### Goal of the exercise:
Collect every line below that contains the word "Season".

[Figure dataset records]
start
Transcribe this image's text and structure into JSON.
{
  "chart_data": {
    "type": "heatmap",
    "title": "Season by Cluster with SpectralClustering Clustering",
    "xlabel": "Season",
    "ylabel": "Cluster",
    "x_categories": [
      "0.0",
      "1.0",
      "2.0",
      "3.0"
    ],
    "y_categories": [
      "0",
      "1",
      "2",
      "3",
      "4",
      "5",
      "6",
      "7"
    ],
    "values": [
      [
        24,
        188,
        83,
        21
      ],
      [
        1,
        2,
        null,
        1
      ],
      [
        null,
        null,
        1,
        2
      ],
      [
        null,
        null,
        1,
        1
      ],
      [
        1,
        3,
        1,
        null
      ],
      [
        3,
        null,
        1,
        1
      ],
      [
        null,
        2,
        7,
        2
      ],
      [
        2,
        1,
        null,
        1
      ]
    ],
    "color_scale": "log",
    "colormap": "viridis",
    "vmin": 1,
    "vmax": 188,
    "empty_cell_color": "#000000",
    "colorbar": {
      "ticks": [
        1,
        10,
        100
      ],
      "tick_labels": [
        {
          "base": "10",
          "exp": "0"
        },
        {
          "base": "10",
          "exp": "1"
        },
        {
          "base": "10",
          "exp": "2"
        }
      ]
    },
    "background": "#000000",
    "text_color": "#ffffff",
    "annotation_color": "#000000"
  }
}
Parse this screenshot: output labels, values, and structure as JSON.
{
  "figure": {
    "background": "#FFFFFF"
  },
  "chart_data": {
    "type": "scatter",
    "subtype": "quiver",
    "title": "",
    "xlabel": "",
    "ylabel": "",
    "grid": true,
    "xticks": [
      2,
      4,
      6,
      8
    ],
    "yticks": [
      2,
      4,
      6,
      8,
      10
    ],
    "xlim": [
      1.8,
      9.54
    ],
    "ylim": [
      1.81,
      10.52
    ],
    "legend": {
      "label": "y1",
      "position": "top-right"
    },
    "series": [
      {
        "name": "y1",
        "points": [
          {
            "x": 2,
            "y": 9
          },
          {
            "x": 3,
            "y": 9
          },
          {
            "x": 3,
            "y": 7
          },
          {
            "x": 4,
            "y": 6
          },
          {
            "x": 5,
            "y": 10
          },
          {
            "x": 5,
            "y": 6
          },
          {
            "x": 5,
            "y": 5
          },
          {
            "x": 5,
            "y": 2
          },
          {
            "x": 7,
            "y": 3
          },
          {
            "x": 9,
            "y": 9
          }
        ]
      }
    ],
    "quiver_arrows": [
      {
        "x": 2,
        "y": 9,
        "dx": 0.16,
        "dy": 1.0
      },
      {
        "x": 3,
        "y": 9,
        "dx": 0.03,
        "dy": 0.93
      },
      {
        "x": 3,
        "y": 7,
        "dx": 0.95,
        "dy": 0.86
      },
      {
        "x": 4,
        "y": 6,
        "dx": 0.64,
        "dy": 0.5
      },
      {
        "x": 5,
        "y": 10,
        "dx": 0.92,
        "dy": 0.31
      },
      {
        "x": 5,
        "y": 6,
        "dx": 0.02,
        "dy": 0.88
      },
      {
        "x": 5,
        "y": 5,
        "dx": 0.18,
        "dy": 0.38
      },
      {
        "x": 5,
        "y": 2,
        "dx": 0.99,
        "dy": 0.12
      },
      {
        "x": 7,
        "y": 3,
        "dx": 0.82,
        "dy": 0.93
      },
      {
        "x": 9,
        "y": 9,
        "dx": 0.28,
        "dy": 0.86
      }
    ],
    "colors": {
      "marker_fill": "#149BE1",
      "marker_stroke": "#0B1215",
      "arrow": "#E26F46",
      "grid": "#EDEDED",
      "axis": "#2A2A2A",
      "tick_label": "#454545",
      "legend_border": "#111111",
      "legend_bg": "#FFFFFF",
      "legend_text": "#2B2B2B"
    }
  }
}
end
### Result for this exercise:
    "title": "Season by Cluster with SpectralClustering Clustering",
    "xlabel": "Season",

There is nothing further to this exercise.